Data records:
******
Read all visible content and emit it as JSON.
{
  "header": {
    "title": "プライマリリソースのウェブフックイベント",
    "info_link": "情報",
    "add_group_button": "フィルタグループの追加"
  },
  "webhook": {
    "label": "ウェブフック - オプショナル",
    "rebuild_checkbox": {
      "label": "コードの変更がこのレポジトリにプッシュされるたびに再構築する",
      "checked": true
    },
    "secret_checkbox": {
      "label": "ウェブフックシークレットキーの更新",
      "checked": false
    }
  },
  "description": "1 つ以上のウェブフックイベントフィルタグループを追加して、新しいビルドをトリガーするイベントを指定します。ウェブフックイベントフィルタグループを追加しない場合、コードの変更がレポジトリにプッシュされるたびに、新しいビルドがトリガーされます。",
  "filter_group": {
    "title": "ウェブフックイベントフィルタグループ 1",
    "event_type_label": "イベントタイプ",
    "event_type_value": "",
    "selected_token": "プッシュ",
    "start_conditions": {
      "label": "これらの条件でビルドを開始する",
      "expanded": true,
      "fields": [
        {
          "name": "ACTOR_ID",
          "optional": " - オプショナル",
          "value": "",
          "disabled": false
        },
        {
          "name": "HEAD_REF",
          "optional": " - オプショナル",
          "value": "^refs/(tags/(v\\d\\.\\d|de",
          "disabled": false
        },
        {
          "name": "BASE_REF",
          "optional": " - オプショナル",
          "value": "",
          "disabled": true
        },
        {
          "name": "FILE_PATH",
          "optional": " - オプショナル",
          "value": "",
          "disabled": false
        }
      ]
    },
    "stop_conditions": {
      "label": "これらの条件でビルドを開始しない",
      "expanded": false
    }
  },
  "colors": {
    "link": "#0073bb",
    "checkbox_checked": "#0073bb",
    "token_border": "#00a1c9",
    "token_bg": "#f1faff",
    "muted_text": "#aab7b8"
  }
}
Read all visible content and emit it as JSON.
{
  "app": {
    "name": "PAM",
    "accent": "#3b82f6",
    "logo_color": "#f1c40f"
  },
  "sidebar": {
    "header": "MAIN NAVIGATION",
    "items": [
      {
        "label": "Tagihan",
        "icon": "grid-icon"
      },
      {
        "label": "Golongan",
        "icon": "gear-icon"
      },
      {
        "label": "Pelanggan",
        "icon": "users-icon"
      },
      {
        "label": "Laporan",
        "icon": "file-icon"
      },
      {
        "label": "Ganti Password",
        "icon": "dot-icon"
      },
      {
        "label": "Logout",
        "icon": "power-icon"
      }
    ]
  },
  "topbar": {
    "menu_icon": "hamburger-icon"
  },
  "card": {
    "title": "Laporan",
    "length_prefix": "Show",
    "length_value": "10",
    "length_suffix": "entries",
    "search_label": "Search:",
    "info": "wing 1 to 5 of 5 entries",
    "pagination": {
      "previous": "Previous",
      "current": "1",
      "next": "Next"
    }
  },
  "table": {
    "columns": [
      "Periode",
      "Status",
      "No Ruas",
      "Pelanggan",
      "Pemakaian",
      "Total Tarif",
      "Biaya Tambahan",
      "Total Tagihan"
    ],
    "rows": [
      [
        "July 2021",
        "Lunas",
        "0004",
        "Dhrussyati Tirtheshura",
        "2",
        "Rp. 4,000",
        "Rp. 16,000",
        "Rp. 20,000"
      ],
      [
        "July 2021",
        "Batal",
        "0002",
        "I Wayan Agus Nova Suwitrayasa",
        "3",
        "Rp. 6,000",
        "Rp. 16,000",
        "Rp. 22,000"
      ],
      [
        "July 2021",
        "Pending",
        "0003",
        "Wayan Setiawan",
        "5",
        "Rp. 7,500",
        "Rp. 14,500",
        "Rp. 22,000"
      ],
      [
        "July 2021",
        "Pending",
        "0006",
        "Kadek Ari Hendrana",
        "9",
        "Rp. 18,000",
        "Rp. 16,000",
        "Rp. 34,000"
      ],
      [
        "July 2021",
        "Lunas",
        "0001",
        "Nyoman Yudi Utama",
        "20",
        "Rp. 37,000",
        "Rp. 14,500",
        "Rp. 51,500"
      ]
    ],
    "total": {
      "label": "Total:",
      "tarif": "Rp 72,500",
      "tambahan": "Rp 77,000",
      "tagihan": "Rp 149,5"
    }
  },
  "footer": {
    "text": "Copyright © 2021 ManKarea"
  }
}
******
(AIM OF THE TASK): Return every record above exactly as it appears.

(EXERCISE RESPONSE):
Read all visible content and emit it as JSON.
{
  "header": {
    "title": "プライマリリソースのウェブフックイベント",
    "info_link": "情報",
    "add_group_button": "フィルタグループの追加"
  },
  "webhook": {
    "label": "ウェブフック - オプショナル",
    "rebuild_checkbox": {
      "label": "コードの変更がこのレポジトリにプッシュされるたびに再構築する",
      "checked": true
    },
    "secret_checkbox": {
      "label": "ウェブフックシークレットキーの更新",
      "checked": false
    }
  },
  "description": "1 つ以上のウェブフックイベントフィルタグループを追加して、新しいビルドをトリガーするイベントを指定します。ウェブフックイベントフィルタグループを追加しない場合、コードの変更がレポジトリにプッシュされるたびに、新しいビルドがトリガーされます。",
  "filter_group": {
    "title": "ウェブフックイベントフィルタグループ 1",
    "event_type_label": "イベントタイプ",
    "event_type_value": "",
    "selected_token": "プッシュ",
    "start_conditions": {
      "label": "これらの条件でビルドを開始する",
      "expanded": true,
      "fields": [
        {
          "name": "ACTOR_ID",
          "optional": " - オプショナル",
          "value": "",
          "disabled": false
        },
        {
          "name": "HEAD_REF",
          "optional": " - オプショナル",
          "value": "^refs/(tags/(v\\d\\.\\d|de",
          "disabled": false
        },
        {
          "name": "BASE_REF",
          "optional": " - オプショナル",
          "value": "",
          "disabled": true
        },
        {
          "name": "FILE_PATH",
          "optional": " - オプショナル",
          "value": "",
          "disabled": false
        }
      ]
    },
    "stop_conditions": {
      "label": "これらの条件でビルドを開始しない",
      "expanded": false
    }
  },
  "colors": {
    "link": "#0073bb",
    "checkbox_checked": "#0073bb",
    "token_border": "#00a1c9",
    "token_bg": "#f1faff",
    "muted_text": "#aab7b8"
  }
}
Read all visible content and emit it as JSON.
{
  "app": {
    "name": "PAM",
    "accent": "#3b82f6",
    "logo_color": "#f1c40f"
  },
  "sidebar": {
    "header": "MAIN NAVIGATION",
    "items": [
      {
        "label": "Tagihan",
        "icon": "grid-icon"
      },
      {
        "label": "Golongan",
        "icon": "gear-icon"
      },
      {
        "label": "Pelanggan",
        "icon": "users-icon"
      },
      {
        "label": "Laporan",
        "icon": "file-icon"
      },
      {
        "label": "Ganti Password",
        "icon": "dot-icon"
      },
      {
        "label": "Logout",
        "icon": "power-icon"
      }
    ]
  },
  "topbar": {
    "menu_icon": "hamburger-icon"
  },
  "card": {
    "title": "Laporan",
    "length_prefix": "Show",
    "length_value": "10",
    "length_suffix": "entries",
    "search_label": "Search:",
    "info": "wing 1 to 5 of 5 entries",
    "pagination": {
      "previous": "Previous",
      "current": "1",
      "next": "Next"
    }
  },
  "table": {
    "columns": [
      "Periode",
      "Status",
      "No Ruas",
      "Pelanggan",
      "Pemakaian",
      "Total Tarif",
      "Biaya Tambahan",
      "Total Tagihan"
    ],
    "rows": [
      [
        "July 2021",
        "Lunas",
        "0004",
        "Dhrussyati Tirtheshura",
        "2",
        "Rp. 4,000",
        "Rp. 16,000",
        "Rp. 20,000"
      ],
      [
        "July 2021",
        "Batal",
        "0002",
        "I Wayan Agus Nova Suwitrayasa",
        "3",
        "Rp. 6,000",
        "Rp. 16,000",
        "Rp. 22,000"
      ],
      [
        "July 2021",
        "Pending",
        "0003",
        "Wayan Setiawan",
        "5",
        "Rp. 7,500",
        "Rp. 14,500",
        "Rp. 22,000"
      ],
      [
        "July 2021",
        "Pending",
        "0006",
        "Kadek Ari Hendrana",
        "9",
        "Rp. 18,000",
        "Rp. 16,000",
        "Rp. 34,000"
      ],
      [
        "July 2021",
        "Lunas",
        "0001",
        "Nyoman Yudi Utama",
        "20",
        "Rp. 37,000",
        "Rp. 14,500",
        "Rp. 51,500"
      ]
    ],
    "total": {
      "label": "Total:",
      "tarif": "Rp 72,500",
      "tambahan": "Rp 77,000",
      "tagihan": "Rp 149,5"
    }
  },
  "footer": {
    "text": "Copyright © 2021 ManKarea"
  }
}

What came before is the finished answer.